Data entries
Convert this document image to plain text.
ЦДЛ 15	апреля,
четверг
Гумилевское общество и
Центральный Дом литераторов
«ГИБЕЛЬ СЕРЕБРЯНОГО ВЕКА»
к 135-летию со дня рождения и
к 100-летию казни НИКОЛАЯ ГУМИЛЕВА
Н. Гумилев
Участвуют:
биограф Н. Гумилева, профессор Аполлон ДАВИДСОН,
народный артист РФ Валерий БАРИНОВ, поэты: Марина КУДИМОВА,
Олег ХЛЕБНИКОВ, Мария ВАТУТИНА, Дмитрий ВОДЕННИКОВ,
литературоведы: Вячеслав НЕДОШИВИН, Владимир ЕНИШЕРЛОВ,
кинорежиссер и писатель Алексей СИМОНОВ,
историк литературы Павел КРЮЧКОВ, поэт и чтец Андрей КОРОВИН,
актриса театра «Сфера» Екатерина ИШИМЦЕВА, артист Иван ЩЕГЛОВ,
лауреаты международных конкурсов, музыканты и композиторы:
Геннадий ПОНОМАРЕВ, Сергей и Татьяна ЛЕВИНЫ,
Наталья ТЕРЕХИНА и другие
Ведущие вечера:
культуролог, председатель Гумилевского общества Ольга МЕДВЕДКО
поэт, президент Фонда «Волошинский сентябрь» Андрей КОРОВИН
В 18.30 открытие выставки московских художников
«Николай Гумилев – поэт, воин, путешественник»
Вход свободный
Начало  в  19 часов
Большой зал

**Goal**
Show every line above in which the word "летию" occurs.

**Correct response**
к 135-летию со дня рождения и
к 100-летию казни НИКОЛАЯ ГУМИЛЕВА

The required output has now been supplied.